(Stored data entries)
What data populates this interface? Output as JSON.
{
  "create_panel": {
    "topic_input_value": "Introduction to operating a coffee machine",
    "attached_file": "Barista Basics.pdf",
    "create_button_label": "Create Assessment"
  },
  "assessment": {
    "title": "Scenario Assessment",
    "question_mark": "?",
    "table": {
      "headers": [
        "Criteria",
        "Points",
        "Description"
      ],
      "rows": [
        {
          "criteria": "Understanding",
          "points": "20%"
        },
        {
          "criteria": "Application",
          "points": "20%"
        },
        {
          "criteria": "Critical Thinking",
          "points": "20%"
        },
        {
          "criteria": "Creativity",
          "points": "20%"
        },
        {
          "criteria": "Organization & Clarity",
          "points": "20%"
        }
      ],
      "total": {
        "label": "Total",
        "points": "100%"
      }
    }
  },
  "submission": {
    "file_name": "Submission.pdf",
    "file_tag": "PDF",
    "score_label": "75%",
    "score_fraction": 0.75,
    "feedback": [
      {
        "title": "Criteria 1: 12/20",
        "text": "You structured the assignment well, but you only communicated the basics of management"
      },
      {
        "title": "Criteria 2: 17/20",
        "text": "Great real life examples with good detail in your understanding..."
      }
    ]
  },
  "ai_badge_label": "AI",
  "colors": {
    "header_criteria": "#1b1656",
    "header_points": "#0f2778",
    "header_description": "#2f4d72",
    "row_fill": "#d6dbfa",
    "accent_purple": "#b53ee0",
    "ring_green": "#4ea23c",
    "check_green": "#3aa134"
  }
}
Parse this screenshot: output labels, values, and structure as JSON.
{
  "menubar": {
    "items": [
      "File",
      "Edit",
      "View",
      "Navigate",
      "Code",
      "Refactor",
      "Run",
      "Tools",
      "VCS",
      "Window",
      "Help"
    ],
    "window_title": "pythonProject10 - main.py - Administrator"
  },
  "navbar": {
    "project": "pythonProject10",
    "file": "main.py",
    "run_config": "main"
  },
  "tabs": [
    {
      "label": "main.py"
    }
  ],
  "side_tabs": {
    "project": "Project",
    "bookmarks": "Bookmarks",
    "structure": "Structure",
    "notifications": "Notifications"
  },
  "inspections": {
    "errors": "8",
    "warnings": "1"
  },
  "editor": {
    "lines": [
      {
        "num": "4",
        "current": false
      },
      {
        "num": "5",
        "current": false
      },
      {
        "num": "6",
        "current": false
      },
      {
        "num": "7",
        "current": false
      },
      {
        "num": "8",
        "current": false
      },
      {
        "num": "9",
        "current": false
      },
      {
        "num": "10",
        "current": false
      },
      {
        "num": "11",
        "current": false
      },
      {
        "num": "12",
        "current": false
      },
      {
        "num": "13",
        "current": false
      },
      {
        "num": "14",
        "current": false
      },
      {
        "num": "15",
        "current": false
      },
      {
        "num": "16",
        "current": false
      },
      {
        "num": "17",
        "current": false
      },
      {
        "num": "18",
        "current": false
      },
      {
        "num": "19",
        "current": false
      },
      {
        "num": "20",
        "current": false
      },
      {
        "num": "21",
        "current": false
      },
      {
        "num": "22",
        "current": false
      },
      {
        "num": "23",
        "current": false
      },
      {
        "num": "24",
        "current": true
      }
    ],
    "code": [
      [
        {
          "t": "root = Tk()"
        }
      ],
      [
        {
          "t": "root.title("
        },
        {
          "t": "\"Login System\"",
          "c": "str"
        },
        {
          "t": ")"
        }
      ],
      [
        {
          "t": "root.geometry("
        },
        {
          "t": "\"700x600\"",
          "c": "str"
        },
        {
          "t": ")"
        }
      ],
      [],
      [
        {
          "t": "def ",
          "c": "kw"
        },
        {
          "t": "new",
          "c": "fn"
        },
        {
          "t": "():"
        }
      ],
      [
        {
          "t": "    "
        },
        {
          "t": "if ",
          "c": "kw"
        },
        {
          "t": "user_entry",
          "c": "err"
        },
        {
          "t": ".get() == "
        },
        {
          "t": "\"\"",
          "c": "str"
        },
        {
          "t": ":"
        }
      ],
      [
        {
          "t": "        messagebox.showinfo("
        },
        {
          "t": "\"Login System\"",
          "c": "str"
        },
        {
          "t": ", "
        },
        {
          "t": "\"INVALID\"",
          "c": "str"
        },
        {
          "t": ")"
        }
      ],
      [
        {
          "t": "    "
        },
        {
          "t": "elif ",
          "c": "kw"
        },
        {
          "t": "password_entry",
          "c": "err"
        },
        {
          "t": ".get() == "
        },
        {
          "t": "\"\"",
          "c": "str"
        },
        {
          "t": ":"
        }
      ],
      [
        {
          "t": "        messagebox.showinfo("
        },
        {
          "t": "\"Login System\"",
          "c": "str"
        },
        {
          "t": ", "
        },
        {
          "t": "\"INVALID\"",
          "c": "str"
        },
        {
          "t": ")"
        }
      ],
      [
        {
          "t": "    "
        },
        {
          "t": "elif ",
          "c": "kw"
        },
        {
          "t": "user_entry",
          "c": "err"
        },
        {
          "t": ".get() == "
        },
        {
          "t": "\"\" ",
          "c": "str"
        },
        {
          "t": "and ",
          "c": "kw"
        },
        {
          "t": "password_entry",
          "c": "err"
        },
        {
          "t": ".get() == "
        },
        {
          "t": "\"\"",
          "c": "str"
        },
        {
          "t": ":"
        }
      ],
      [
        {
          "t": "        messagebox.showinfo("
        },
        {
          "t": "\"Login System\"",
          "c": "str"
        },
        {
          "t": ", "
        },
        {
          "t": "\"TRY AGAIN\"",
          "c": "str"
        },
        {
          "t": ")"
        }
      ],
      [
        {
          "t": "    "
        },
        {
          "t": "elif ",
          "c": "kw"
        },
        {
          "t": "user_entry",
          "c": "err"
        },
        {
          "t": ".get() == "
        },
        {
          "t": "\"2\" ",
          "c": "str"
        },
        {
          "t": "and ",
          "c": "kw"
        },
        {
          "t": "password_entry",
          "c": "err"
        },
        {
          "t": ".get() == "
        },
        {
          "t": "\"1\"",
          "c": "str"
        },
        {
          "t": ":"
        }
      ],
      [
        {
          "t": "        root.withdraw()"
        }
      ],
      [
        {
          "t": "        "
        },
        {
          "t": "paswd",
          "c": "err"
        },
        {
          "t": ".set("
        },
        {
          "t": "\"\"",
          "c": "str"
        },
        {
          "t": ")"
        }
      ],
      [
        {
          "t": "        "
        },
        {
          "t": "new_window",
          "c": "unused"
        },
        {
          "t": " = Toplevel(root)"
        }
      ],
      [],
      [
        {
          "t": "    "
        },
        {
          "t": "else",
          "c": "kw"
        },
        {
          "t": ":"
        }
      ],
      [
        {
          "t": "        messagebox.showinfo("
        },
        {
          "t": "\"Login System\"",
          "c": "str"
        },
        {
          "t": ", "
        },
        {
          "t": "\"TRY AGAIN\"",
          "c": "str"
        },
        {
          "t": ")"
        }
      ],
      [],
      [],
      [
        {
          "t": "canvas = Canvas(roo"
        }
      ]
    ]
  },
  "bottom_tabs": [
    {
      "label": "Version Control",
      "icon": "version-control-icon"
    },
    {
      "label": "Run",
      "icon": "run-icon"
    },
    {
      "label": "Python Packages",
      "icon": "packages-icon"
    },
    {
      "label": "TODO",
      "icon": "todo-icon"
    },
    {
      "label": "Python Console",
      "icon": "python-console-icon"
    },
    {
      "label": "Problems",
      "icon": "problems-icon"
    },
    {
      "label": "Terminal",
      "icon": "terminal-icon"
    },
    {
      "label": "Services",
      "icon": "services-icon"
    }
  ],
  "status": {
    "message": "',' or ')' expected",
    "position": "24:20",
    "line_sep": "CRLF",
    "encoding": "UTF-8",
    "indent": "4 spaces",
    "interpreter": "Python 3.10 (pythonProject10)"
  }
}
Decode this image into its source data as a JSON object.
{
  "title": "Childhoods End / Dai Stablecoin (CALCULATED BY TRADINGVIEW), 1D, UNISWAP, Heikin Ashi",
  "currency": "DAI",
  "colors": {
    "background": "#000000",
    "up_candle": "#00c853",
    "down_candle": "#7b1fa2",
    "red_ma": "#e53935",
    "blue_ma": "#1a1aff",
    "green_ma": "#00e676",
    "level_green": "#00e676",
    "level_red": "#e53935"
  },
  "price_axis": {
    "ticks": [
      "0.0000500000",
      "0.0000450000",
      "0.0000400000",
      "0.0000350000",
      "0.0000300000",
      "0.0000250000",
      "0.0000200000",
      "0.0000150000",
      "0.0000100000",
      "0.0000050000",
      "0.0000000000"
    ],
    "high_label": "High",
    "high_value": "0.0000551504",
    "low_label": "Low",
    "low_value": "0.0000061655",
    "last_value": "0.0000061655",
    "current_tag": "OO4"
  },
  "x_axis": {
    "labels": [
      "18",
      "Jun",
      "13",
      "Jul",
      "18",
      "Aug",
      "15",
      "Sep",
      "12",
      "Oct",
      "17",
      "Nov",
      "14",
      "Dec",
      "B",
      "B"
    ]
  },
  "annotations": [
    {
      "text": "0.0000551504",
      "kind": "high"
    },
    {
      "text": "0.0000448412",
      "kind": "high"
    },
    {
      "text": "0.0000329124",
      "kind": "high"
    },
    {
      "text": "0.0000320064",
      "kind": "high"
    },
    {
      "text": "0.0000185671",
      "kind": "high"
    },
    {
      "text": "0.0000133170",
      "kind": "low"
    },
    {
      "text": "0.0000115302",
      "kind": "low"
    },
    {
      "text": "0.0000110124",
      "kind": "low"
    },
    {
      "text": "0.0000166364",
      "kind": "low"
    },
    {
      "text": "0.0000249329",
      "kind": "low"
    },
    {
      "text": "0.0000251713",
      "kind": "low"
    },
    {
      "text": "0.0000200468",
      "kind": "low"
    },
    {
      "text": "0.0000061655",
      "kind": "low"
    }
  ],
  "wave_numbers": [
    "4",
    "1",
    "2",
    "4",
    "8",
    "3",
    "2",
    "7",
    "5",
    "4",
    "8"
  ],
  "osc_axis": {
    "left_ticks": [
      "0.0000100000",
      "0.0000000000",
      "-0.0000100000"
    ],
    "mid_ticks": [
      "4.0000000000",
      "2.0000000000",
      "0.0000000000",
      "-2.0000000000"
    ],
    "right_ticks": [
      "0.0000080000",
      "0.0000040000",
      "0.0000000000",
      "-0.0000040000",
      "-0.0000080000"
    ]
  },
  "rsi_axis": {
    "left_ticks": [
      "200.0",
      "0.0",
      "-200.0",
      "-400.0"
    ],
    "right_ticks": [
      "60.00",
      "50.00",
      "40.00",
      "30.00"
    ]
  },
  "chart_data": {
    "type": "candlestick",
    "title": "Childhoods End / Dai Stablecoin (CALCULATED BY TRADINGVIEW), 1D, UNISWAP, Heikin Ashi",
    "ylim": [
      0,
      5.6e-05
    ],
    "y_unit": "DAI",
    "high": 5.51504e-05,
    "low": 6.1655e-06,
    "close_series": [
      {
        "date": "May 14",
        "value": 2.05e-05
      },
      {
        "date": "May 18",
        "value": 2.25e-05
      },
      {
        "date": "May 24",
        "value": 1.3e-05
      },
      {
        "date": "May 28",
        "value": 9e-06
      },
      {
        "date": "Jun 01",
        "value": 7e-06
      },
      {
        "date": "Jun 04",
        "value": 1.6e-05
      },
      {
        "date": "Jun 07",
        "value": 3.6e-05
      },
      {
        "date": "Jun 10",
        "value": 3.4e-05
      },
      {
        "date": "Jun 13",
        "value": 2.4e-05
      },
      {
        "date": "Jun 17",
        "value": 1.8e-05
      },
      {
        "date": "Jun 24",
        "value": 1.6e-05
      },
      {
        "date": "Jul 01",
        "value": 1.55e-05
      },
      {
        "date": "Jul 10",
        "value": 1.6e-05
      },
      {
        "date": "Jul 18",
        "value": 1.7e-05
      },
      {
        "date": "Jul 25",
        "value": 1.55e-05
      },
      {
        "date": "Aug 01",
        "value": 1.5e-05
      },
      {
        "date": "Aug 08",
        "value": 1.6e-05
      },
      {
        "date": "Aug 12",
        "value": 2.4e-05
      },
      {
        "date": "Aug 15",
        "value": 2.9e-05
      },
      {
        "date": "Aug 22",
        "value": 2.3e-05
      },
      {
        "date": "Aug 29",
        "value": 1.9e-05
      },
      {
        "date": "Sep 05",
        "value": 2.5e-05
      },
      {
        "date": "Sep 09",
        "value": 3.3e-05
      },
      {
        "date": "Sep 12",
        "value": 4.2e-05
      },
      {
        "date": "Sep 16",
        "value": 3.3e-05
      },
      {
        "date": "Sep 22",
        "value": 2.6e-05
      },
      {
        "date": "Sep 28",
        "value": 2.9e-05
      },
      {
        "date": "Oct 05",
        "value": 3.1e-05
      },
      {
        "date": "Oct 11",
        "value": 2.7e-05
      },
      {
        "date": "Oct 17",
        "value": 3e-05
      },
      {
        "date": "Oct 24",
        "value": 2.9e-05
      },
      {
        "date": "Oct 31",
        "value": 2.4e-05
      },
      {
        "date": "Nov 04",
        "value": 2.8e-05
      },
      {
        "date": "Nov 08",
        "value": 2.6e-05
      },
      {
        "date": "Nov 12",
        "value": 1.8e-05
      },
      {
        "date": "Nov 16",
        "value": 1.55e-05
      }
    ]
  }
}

> Prompt
What is the number of lines in the listing above that contain the string "Heikin"? Give only the number.

> Solution to the exercise
2